▶ TASK TO CARRY OUT
Copy every entry precisely.

▶ AVAILABLE DATA
================================
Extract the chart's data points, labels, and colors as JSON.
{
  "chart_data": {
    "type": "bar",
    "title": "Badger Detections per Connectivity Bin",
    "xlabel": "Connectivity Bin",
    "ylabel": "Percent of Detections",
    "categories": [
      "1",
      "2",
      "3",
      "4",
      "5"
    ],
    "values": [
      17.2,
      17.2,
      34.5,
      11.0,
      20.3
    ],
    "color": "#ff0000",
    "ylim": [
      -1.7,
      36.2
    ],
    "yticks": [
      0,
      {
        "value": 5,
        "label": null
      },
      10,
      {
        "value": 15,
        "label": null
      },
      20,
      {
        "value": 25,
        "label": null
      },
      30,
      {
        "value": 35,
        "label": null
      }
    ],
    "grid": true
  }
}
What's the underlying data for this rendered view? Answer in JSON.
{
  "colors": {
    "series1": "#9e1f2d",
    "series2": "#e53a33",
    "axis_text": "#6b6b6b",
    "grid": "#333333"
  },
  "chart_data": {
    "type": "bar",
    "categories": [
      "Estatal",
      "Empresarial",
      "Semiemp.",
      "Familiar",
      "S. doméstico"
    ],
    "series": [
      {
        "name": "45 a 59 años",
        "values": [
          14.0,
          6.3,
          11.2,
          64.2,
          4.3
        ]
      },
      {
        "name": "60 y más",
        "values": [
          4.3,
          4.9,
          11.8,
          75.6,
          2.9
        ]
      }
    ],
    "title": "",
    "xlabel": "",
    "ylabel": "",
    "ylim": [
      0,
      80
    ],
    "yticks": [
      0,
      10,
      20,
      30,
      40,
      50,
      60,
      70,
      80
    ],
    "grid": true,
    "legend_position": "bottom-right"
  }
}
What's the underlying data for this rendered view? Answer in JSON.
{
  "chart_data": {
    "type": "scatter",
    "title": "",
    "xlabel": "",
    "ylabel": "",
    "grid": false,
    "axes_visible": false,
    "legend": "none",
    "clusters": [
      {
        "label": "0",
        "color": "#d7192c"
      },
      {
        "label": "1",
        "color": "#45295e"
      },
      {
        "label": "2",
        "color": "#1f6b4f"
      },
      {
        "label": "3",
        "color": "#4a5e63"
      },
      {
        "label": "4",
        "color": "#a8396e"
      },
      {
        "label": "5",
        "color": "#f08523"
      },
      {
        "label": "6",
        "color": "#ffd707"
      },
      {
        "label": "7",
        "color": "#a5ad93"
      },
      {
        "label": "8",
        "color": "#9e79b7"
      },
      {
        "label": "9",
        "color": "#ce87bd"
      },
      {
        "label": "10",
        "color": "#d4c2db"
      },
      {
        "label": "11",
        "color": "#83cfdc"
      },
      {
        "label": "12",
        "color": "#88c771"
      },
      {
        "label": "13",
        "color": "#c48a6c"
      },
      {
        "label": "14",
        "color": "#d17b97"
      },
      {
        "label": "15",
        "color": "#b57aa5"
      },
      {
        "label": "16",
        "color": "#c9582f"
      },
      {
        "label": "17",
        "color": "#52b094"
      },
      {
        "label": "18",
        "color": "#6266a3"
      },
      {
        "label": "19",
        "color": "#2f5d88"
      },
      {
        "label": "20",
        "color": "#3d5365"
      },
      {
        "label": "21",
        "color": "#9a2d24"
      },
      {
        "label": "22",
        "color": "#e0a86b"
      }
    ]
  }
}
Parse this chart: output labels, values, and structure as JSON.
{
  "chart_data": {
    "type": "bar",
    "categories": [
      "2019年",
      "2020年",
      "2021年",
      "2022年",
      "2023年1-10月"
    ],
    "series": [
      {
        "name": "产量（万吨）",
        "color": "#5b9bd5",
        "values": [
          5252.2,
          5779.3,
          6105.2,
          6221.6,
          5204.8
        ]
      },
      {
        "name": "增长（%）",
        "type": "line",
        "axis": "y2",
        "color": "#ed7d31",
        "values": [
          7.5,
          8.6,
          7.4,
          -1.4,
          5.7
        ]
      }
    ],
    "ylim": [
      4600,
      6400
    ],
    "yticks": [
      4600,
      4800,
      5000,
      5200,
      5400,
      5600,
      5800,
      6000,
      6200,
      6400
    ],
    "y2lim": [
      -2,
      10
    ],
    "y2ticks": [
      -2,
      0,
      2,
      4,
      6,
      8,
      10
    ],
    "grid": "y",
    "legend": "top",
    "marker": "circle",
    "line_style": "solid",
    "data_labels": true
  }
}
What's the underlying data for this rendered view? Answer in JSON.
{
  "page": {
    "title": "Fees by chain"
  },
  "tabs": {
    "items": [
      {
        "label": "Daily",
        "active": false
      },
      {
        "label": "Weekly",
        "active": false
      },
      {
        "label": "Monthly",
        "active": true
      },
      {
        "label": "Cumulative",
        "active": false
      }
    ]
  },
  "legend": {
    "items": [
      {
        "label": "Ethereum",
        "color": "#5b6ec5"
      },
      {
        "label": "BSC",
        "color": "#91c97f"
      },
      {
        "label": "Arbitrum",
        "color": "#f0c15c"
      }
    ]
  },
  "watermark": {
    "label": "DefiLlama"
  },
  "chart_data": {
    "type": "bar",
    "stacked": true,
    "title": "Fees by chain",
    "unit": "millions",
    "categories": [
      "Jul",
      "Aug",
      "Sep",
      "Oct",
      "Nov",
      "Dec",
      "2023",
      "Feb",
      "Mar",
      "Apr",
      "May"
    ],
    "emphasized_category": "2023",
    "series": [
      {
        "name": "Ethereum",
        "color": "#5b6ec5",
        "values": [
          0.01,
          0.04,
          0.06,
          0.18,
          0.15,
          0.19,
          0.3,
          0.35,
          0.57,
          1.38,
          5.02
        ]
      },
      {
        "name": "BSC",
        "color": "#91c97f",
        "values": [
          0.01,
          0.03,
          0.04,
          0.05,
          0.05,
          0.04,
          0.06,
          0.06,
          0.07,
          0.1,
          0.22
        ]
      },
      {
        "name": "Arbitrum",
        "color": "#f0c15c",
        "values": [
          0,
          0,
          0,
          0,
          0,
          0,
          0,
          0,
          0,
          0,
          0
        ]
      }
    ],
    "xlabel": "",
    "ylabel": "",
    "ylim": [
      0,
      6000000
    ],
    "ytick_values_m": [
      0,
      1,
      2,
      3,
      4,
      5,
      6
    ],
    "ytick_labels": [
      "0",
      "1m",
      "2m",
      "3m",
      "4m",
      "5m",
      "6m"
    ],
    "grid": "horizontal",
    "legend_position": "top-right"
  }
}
================================
▶ SOLVED EXERCISE
Extract the chart's data points, labels, and colors as JSON.
{
  "chart_data": {
    "type": "bar",
    "title": "Badger Detections per Connectivity Bin",
    "xlabel": "Connectivity Bin",
    "ylabel": "Percent of Detections",
    "categories": [
      "1",
      "2",
      "3",
      "4",
      "5"
    ],
    "values": [
      17.2,
      17.2,
      34.5,
      11.0,
      20.3
    ],
    "color": "#ff0000",
    "ylim": [
      -1.7,
      36.2
    ],
    "yticks": [
      0,
      {
        "value": 5,
        "label": null
      },
      10,
      {
        "value": 15,
        "label": null
      },
      20,
      {
        "value": 25,
        "label": null
      },
      30,
      {
        "value": 35,
        "label": null
      }
    ],
    "grid": true
  }
}
What's the underlying data for this rendered view? Answer in JSON.
{
  "colors": {
    "series1": "#9e1f2d",
    "series2": "#e53a33",
    "axis_text": "#6b6b6b",
    "grid": "#333333"
  },
  "chart_data": {
    "type": "bar",
    "categories": [
      "Estatal",
      "Empresarial",
      "Semiemp.",
      "Familiar",
      "S. doméstico"
    ],
    "series": [
      {
        "name": "45 a 59 años",
        "values": [
          14.0,
          6.3,
          11.2,
          64.2,
          4.3
        ]
      },
      {
        "name": "60 y más",
        "values": [
          4.3,
          4.9,
          11.8,
          75.6,
          2.9
        ]
      }
    ],
    "title": "",
    "xlabel": "",
    "ylabel": "",
    "ylim": [
      0,
      80
    ],
    "yticks": [
      0,
      10,
      20,
      30,
      40,
      50,
      60,
      70,
      80
    ],
    "grid": true,
    "legend_position": "bottom-right"
  }
}
What's the underlying data for this rendered view? Answer in JSON.
{
  "chart_data": {
    "type": "scatter",
    "title": "",
    "xlabel": "",
    "ylabel": "",
    "grid": false,
    "axes_visible": false,
    "legend": "none",
    "clusters": [
      {
        "label": "0",
        "color": "#d7192c"
      },
      {
        "label": "1",
        "color": "#45295e"
      },
      {
        "label": "2",
        "color": "#1f6b4f"
      },
      {
        "label": "3",
        "color": "#4a5e63"
      },
      {
        "label": "4",
        "color": "#a8396e"
      },
      {
        "label": "5",
        "color": "#f08523"
      },
      {
        "label": "6",
        "color": "#ffd707"
      },
      {
        "label": "7",
        "color": "#a5ad93"
      },
      {
        "label": "8",
        "color": "#9e79b7"
      },
      {
        "label": "9",
        "color": "#ce87bd"
      },
      {
        "label": "10",
        "color": "#d4c2db"
      },
      {
        "label": "11",
        "color": "#83cfdc"
      },
      {
        "label": "12",
        "color": "#88c771"
      },
      {
        "label": "13",
        "color": "#c48a6c"
      },
      {
        "label": "14",
        "color": "#d17b97"
      },
      {
        "label": "15",
        "color": "#b57aa5"
      },
      {
        "label": "16",
        "color": "#c9582f"
      },
      {
        "label": "17",
        "color": "#52b094"
      },
      {
        "label": "18",
        "color": "#6266a3"
      },
      {
        "label": "19",
        "color": "#2f5d88"
      },
      {
        "label": "20",
        "color": "#3d5365"
      },
      {
        "label": "21",
        "color": "#9a2d24"
      },
      {
        "label": "22",
        "color": "#e0a86b"
      }
    ]
  }
}
Parse this chart: output labels, values, and structure as JSON.
{
  "chart_data": {
    "type": "bar",
    "categories": [
      "2019年",
      "2020年",
      "2021年",
      "2022年",
      "2023年1-10月"
    ],
    "series": [
      {
        "name": "产量（万吨）",
        "color": "#5b9bd5",
        "values": [
          5252.2,
          5779.3,
          6105.2,
          6221.6,
          5204.8
        ]
      },
      {
        "name": "增长（%）",
        "type": "line",
        "axis": "y2",
        "color": "#ed7d31",
        "values": [
          7.5,
          8.6,
          7.4,
          -1.4,
          5.7
        ]
      }
    ],
    "ylim": [
      4600,
      6400
    ],
    "yticks": [
      4600,
      4800,
      5000,
      5200,
      5400,
      5600,
      5800,
      6000,
      6200,
      6400
    ],
    "y2lim": [
      -2,
      10
    ],
    "y2ticks": [
      -2,
      0,
      2,
      4,
      6,
      8,
      10
    ],
    "grid": "y",
    "legend": "top",
    "marker": "circle",
    "line_style": "solid",
    "data_labels": true
  }
}
What's the underlying data for this rendered view? Answer in JSON.
{
  "page": {
    "title": "Fees by chain"
  },
  "tabs": {
    "items": [
      {
        "label": "Daily",
        "active": false
      },
      {
        "label": "Weekly",
        "active": false
      },
      {
        "label": "Monthly",
        "active": true
      },
      {
        "label": "Cumulative",
        "active": false
      }
    ]
  },
  "legend": {
    "items": [
      {
        "label": "Ethereum",
        "color": "#5b6ec5"
      },
      {
        "label": "BSC",
        "color": "#91c97f"
      },
      {
        "label": "Arbitrum",
        "color": "#f0c15c"
      }
    ]
  },
  "watermark": {
    "label": "DefiLlama"
  },
  "chart_data": {
    "type": "bar",
    "stacked": true,
    "title": "Fees by chain",
    "unit": "millions",
    "categories": [
      "Jul",
      "Aug",
      "Sep",
      "Oct",
      "Nov",
      "Dec",
      "2023",
      "Feb",
      "Mar",
      "Apr",
      "May"
    ],
    "emphasized_category": "2023",
    "series": [
      {
        "name": "Ethereum",
        "color": "#5b6ec5",
        "values": [
          0.01,
          0.04,
          0.06,
          0.18,
          0.15,
          0.19,
          0.3,
          0.35,
          0.57,
          1.38,
          5.02
        ]
      },
      {
        "name": "BSC",
        "color": "#91c97f",
        "values": [
          0.01,
          0.03,
          0.04,
          0.05,
          0.05,
          0.04,
          0.06,
          0.06,
          0.07,
          0.1,
          0.22
        ]
      },
      {
        "name": "Arbitrum",
        "color": "#f0c15c",
        "values": [
          0,
          0,
          0,
          0,
          0,
          0,
          0,
          0,
          0,
          0,
          0
        ]
      }
    ],
    "xlabel": "",
    "ylabel": "",
    "ylim": [
      0,
      6000000
    ],
    "ytick_values_m": [
      0,
      1,
      2,
      3,
      4,
      5,
      6
    ],
    "ytick_labels": [
      "0",
      "1m",
      "2m",
      "3m",
      "4m",
      "5m",
      "6m"
    ],
    "grid": "horizontal",
    "legend_position": "top-right"
  }
}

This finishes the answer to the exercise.